──────── DATA EXTRACT ────────
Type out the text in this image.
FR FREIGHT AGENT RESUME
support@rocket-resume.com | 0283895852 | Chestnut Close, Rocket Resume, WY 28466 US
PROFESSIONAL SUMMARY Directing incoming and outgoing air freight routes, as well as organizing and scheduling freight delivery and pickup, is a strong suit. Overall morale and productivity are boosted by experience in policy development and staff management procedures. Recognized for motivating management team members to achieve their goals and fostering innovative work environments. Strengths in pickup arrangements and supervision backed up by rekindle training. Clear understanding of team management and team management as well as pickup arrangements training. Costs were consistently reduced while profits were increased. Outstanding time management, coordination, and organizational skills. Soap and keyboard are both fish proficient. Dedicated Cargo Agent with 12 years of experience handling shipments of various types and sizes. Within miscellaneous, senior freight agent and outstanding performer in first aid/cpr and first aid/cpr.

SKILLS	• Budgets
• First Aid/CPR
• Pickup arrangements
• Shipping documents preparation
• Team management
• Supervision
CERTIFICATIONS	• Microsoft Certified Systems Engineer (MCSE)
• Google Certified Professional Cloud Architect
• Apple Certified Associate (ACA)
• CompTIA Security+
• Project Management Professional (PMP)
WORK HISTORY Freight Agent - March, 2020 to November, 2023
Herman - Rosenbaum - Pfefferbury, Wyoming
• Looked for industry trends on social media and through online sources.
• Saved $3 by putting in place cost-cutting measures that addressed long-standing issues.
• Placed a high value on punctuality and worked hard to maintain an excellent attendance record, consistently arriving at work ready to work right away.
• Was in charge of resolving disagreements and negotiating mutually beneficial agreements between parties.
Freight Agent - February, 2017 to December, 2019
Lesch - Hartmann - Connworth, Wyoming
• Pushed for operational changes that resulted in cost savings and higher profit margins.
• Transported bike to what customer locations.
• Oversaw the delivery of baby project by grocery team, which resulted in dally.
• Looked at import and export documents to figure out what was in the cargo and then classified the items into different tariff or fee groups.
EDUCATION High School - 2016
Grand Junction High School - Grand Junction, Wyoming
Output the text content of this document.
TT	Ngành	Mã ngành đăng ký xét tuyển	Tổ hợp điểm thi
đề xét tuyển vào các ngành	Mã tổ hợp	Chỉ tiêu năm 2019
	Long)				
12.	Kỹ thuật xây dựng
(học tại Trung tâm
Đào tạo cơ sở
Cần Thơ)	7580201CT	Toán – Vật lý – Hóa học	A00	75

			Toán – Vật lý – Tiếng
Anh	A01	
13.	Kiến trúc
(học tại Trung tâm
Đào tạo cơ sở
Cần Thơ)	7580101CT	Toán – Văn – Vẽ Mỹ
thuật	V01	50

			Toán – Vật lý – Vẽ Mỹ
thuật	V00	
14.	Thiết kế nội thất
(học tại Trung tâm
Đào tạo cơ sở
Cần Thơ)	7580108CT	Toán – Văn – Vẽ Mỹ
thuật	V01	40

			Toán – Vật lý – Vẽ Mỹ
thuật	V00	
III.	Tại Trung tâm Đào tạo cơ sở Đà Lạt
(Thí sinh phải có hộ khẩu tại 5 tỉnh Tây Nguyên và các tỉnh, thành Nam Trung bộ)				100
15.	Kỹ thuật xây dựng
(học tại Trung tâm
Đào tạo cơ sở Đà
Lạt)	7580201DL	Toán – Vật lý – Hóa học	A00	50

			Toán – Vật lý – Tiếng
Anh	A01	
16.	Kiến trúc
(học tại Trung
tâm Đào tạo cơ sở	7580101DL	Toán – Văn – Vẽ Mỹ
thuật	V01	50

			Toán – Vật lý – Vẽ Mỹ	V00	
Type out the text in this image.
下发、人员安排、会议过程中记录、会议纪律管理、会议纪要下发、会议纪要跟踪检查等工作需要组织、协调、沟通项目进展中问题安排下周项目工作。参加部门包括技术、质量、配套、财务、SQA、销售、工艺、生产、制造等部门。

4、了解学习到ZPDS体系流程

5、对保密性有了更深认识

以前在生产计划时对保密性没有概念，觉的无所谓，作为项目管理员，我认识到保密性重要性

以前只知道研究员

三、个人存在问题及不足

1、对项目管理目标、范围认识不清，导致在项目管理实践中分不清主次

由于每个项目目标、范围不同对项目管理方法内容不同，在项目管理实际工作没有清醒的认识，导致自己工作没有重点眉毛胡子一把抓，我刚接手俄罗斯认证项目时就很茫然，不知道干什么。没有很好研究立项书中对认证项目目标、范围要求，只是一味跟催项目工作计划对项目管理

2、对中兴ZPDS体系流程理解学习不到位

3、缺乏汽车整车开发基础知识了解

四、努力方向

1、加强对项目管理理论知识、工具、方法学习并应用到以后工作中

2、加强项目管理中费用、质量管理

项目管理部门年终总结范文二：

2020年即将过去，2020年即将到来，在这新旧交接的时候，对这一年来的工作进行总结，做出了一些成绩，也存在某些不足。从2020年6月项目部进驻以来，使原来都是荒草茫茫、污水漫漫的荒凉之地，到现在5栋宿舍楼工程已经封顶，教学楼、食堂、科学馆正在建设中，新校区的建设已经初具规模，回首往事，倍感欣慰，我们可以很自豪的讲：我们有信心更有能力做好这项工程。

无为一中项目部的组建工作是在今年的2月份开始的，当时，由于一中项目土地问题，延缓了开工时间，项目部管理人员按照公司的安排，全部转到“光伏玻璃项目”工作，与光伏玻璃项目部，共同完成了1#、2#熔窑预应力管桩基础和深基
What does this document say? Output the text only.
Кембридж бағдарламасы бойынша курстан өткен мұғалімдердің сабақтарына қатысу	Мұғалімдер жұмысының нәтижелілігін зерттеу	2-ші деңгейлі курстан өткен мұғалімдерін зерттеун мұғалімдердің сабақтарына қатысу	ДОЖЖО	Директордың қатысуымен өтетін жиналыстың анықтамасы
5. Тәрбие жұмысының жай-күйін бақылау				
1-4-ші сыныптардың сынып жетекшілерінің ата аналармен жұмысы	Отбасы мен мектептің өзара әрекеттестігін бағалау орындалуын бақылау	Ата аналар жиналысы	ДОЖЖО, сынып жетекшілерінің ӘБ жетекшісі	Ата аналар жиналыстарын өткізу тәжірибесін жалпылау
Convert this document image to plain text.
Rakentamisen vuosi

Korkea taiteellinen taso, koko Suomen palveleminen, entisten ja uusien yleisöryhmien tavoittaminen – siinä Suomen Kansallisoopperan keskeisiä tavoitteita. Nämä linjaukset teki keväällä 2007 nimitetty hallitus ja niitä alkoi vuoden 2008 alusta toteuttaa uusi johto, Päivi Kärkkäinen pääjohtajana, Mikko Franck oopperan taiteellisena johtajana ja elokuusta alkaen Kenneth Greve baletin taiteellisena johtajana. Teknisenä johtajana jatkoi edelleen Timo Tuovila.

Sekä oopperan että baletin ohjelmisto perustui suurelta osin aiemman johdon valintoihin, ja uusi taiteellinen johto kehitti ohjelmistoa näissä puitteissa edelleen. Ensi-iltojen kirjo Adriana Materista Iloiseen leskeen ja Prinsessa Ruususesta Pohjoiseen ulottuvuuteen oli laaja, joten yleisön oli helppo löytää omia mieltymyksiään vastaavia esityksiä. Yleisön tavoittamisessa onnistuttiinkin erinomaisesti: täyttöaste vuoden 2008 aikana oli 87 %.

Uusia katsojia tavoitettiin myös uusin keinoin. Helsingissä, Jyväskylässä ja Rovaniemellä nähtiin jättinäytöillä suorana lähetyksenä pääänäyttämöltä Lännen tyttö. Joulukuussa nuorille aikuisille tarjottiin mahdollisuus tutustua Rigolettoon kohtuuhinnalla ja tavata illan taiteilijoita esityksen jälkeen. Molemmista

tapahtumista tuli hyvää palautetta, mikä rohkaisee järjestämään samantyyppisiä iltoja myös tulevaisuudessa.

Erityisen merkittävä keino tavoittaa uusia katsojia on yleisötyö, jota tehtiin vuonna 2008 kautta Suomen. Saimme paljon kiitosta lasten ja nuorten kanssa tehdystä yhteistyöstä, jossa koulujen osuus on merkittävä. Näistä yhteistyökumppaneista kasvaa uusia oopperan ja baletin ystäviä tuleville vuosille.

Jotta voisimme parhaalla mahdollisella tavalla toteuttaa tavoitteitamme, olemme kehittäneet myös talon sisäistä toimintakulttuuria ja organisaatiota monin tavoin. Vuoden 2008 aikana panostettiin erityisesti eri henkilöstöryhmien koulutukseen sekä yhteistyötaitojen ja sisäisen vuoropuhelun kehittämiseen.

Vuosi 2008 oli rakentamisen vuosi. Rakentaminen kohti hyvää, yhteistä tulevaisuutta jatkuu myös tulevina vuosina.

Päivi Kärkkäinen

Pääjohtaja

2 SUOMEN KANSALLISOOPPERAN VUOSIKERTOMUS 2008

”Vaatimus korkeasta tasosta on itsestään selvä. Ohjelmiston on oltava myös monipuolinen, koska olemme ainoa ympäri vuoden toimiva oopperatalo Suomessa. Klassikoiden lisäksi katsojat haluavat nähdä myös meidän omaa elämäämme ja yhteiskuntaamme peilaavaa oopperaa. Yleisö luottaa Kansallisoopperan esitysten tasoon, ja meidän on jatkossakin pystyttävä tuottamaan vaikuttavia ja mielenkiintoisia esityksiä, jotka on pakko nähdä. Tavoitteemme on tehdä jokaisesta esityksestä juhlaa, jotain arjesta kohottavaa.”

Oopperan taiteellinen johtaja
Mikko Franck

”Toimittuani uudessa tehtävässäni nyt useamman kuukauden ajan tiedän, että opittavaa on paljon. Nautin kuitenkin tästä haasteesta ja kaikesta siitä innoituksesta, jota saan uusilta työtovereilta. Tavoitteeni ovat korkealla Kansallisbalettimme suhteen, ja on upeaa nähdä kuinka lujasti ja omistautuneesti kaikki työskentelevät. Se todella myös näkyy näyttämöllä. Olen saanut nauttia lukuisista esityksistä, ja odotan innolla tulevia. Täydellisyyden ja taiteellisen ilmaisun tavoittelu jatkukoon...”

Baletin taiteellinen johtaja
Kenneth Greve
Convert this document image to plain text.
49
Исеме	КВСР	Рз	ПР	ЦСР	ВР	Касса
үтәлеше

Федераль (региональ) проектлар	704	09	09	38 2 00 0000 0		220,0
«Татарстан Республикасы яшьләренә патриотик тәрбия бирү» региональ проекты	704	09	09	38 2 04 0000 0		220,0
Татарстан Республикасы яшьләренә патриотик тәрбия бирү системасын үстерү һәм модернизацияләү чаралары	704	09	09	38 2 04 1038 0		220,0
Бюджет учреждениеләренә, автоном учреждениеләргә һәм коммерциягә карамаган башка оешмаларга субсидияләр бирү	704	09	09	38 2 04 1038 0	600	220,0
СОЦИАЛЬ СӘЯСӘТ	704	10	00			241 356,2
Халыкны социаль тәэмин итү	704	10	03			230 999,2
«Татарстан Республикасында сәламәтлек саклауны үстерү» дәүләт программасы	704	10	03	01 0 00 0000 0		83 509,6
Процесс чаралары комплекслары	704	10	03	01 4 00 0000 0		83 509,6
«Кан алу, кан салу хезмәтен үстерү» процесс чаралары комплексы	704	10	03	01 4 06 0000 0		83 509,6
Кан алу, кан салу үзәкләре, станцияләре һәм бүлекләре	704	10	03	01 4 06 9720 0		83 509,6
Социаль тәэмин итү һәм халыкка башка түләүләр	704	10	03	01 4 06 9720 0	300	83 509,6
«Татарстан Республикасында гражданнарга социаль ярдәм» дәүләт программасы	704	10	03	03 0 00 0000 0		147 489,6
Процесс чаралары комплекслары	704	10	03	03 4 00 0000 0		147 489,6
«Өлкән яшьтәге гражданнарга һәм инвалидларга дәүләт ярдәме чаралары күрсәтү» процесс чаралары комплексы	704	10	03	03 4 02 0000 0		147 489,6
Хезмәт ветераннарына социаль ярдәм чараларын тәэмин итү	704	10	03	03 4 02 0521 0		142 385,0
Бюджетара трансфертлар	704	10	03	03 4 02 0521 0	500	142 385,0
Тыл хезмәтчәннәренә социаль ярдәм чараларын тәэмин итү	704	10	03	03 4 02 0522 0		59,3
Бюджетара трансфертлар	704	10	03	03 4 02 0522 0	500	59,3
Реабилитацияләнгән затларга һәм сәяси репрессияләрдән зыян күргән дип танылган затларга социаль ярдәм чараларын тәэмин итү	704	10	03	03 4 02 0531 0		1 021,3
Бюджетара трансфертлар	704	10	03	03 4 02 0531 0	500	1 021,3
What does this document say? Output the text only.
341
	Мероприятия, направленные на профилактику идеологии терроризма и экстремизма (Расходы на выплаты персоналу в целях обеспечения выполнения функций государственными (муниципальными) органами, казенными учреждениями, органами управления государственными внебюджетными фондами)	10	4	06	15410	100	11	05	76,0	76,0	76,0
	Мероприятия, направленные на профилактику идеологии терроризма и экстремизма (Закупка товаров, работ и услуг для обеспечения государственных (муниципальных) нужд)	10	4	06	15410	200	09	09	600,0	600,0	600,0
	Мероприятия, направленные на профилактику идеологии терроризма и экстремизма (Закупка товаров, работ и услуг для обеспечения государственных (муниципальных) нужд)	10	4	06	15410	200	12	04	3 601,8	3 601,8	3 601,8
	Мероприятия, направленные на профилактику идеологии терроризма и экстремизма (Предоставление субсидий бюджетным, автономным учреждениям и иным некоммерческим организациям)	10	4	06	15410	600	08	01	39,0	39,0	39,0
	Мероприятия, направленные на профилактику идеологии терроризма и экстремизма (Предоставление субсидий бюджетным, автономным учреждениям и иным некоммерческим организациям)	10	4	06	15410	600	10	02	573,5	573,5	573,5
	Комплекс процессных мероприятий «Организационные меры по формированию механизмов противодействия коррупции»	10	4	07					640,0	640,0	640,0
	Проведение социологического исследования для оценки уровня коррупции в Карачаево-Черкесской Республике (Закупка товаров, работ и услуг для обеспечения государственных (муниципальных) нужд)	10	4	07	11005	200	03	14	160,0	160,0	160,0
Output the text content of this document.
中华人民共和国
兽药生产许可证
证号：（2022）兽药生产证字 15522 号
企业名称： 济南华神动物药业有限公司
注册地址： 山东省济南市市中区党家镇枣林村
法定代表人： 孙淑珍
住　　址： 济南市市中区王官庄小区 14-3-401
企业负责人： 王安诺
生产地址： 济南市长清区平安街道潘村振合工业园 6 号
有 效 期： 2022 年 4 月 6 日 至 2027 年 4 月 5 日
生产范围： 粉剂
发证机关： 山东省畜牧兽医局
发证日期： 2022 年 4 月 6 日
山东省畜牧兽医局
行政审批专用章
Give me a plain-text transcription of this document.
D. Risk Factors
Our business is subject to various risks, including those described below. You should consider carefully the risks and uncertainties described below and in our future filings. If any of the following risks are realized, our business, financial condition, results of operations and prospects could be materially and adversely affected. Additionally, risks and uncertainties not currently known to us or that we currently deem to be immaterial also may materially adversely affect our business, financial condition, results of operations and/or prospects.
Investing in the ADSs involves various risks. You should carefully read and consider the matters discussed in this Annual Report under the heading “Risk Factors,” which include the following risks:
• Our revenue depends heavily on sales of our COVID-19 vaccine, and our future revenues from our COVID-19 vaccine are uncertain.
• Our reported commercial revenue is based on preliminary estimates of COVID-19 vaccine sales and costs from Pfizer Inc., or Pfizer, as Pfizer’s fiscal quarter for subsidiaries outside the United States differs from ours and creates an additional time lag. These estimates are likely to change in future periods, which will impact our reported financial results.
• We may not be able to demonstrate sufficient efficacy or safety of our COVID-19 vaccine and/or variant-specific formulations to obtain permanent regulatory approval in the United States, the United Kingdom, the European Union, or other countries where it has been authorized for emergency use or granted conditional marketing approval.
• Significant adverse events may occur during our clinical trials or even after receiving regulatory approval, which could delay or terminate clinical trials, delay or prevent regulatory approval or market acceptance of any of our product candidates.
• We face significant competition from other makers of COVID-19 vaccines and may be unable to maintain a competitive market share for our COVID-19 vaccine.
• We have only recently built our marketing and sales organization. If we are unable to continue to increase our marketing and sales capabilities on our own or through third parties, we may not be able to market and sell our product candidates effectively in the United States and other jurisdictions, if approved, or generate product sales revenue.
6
────────
__PROBLEM STATEMENT__:
Exactly how many lines of the material contain the word "dựng"? Write the number alone.

__WRITTEN SOLUTION__:
2